— BEGIN RECORDS FOR THIS EXERCISE —
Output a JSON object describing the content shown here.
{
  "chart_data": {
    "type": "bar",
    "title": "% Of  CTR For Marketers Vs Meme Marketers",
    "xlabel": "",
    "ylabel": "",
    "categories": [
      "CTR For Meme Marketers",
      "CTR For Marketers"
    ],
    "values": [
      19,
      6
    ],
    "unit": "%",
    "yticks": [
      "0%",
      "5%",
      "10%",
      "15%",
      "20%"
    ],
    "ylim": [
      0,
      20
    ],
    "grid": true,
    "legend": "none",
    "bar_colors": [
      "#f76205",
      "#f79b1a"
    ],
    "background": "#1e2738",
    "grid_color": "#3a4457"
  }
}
— END RECORDS FOR THIS EXERCISE —
WHAT THE TASK ASKS
Copy every record above exactly as it appears.

ANSWER TO THE EXERCISE
Output a JSON object describing the content shown here.
{
  "chart_data": {
    "type": "bar",
    "title": "% Of  CTR For Marketers Vs Meme Marketers",
    "xlabel": "",
    "ylabel": "",
    "categories": [
      "CTR For Meme Marketers",
      "CTR For Marketers"
    ],
    "values": [
      19,
      6
    ],
    "unit": "%",
    "yticks": [
      "0%",
      "5%",
      "10%",
      "15%",
      "20%"
    ],
    "ylim": [
      0,
      20
    ],
    "grid": true,
    "legend": "none",
    "bar_colors": [
      "#f76205",
      "#f79b1a"
    ],
    "background": "#1e2738",
    "grid_color": "#3a4457"
  }
}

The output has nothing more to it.